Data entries
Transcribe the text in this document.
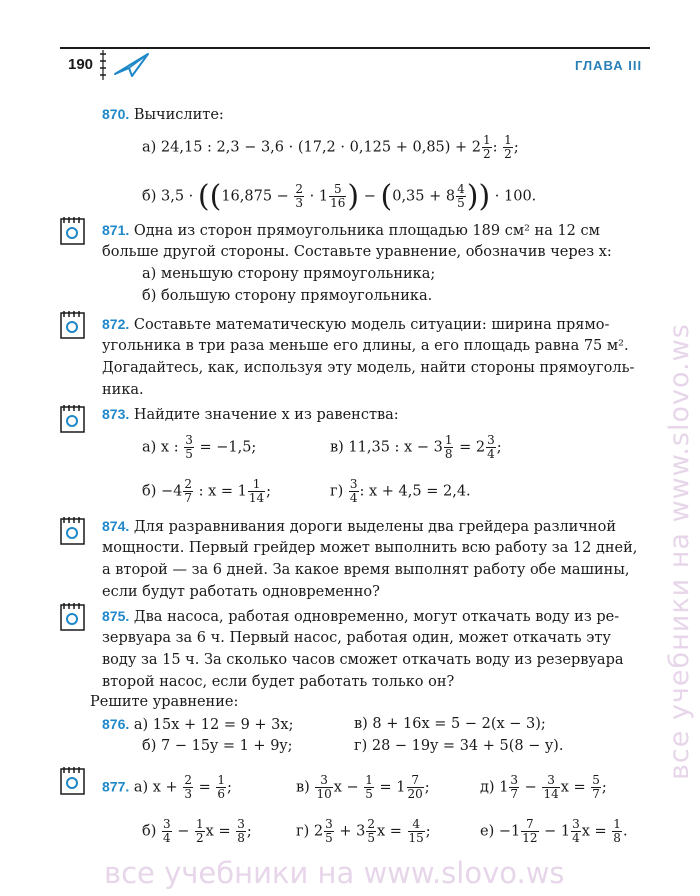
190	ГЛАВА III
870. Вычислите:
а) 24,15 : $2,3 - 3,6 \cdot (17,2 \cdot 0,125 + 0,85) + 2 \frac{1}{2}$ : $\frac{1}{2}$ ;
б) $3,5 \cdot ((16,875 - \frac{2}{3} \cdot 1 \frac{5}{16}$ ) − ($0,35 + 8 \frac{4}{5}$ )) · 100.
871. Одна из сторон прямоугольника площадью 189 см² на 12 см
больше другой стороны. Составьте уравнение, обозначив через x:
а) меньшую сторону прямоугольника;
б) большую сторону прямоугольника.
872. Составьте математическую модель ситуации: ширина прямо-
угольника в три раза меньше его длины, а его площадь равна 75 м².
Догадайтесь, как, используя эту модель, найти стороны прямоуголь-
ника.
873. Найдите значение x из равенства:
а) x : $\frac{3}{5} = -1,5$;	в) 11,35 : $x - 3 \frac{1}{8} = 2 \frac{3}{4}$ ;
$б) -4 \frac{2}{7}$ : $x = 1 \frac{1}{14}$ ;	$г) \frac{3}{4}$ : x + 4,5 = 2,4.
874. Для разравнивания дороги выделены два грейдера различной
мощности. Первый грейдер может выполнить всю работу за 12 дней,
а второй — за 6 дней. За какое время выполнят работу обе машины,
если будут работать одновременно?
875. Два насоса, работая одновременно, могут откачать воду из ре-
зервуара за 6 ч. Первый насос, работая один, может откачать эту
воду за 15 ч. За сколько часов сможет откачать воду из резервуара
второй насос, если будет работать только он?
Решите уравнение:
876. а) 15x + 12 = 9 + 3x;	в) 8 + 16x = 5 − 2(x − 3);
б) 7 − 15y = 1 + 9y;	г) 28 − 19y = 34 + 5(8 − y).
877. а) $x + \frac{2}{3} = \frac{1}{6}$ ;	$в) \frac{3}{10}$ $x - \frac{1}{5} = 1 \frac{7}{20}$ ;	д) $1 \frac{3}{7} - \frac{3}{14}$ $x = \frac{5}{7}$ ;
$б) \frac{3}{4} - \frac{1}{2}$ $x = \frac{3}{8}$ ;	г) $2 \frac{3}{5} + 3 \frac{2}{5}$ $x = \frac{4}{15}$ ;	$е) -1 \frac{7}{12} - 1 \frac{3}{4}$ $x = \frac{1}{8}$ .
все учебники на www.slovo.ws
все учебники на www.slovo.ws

Task requirements:
Go through the records and gather the lines that hold "стороны".

Written reply:
больше другой стороны. Составьте уравнение, обозначив через x:
Догадайтесь, как, используя эту модель, найти стороны прямоуголь-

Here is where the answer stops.